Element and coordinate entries
*-*-*

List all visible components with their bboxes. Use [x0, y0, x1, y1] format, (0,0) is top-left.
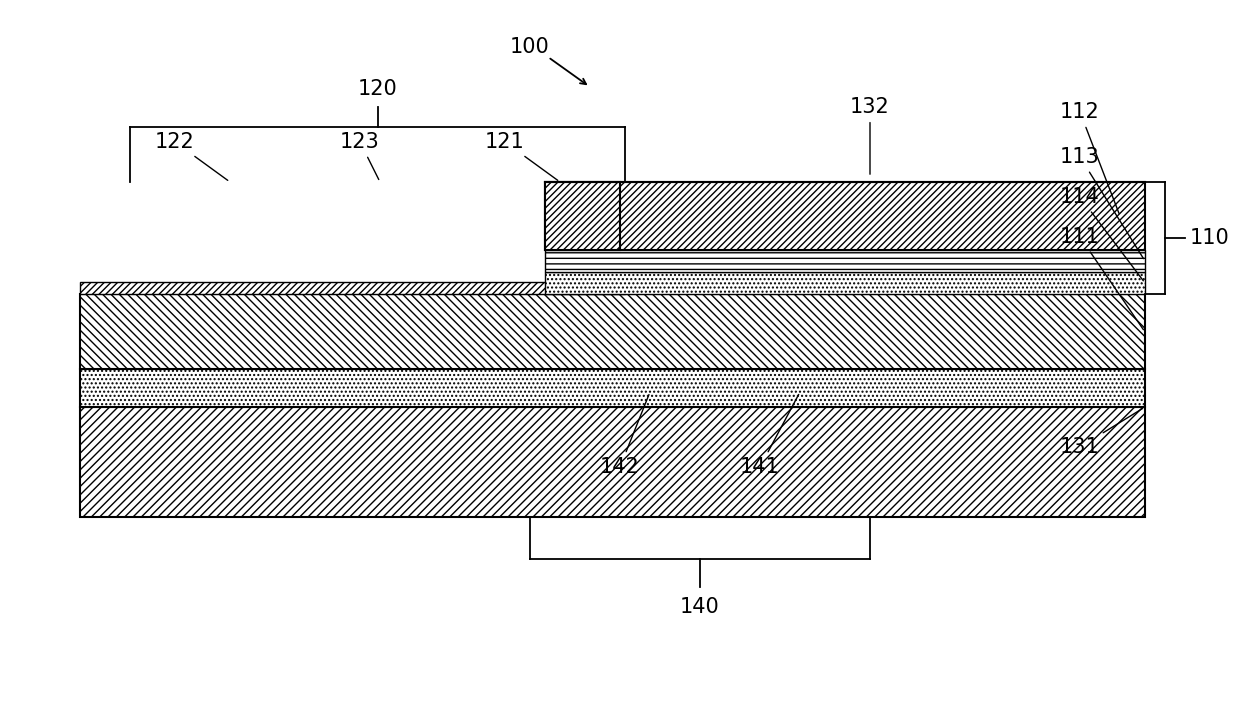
- Text: 112: 112: [1060, 102, 1118, 214]
- Text: 140: 140: [680, 597, 720, 617]
- Text: 113: 113: [1060, 147, 1143, 258]
- Bar: [81, 369, 1145, 407]
- Text: 110: 110: [1190, 228, 1230, 248]
- Bar: [81, 294, 1145, 369]
- Text: 114: 114: [1060, 187, 1143, 281]
- Text: 100: 100: [510, 37, 549, 57]
- Text: 131: 131: [1060, 409, 1142, 457]
- Bar: [546, 272, 1145, 294]
- Text: 121: 121: [485, 132, 558, 180]
- Bar: [546, 250, 1145, 272]
- Text: 111: 111: [1060, 227, 1143, 330]
- Text: 123: 123: [340, 132, 379, 179]
- Bar: [81, 282, 625, 294]
- Bar: [81, 407, 1145, 517]
- Text: 120: 120: [357, 79, 397, 99]
- Text: 132: 132: [851, 97, 890, 174]
- Text: 122: 122: [155, 132, 228, 180]
- Bar: [546, 182, 1145, 250]
- Text: 142: 142: [600, 394, 649, 477]
- Text: 141: 141: [740, 394, 799, 477]
- Bar: [546, 182, 620, 250]
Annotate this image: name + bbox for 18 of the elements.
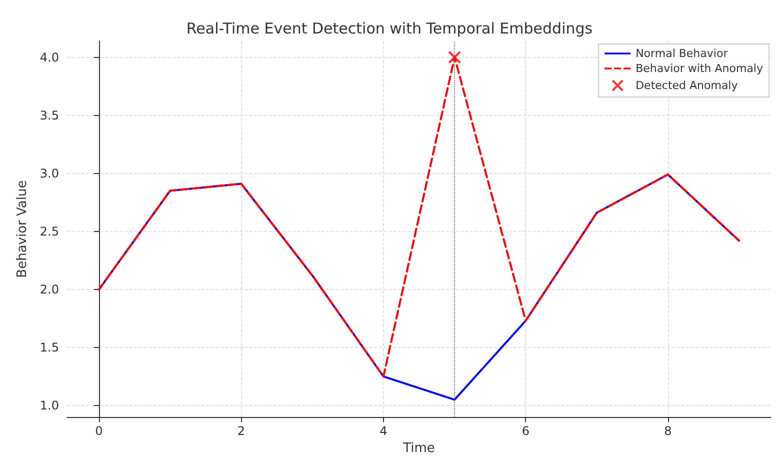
legend-label: Detected Anomaly [636, 79, 738, 92]
y-axis-title: Behavior Value [15, 180, 30, 278]
legend-label: Normal Behavior [636, 47, 728, 60]
y-tick-label: 3.5 [40, 108, 59, 122]
x-tick-label: 2 [237, 424, 246, 438]
y-tick-label: 2.0 [40, 282, 59, 296]
chart-title: Real-Time Event Detection with Temporal Embeddings [186, 20, 593, 38]
y-tick-label: 3.0 [40, 166, 59, 180]
y-tick-label: 1.0 [40, 398, 59, 412]
y-tick-label: 2.5 [40, 224, 59, 238]
x-tick-label: 0 [95, 424, 103, 438]
y-tick-label: 1.5 [40, 340, 59, 354]
x-tick-label: 6 [522, 424, 530, 438]
legend-label: Behavior with Anomaly [636, 62, 764, 75]
y-tick-label: 4.0 [40, 50, 59, 64]
x-axis-title: Time [402, 441, 435, 456]
x-tick-label: 8 [664, 424, 672, 438]
x-tick-label: 4 [380, 424, 388, 438]
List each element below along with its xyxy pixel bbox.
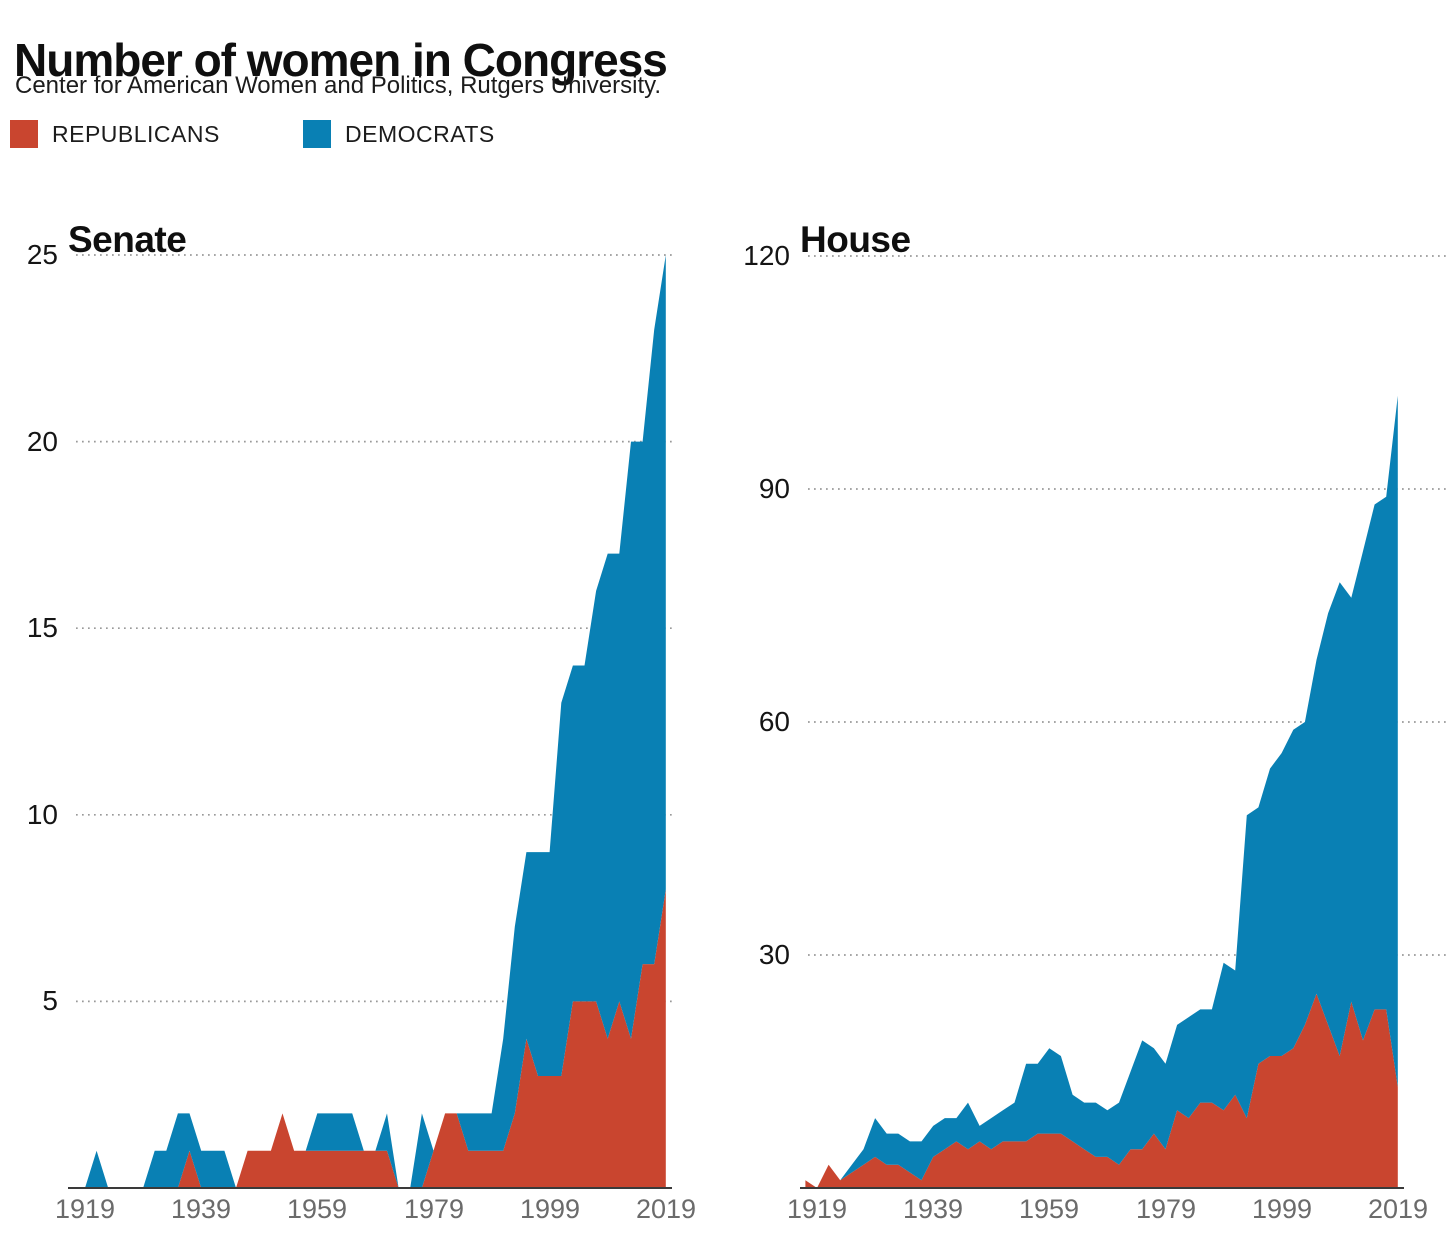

*-*-*

EXERCISE GOAL:
Pull out every line in the entries above that contains the string "title", matching case exactly. Copy each line in full.

EXERCISE RESULT:
y-axis-title: Behavior Value [15, 180, 30, 278]
chart-title: Real-Time Event Detection with Temporal Embeddings [186, 20, 593, 38]
x-axis-title: Time [402, 441, 435, 456]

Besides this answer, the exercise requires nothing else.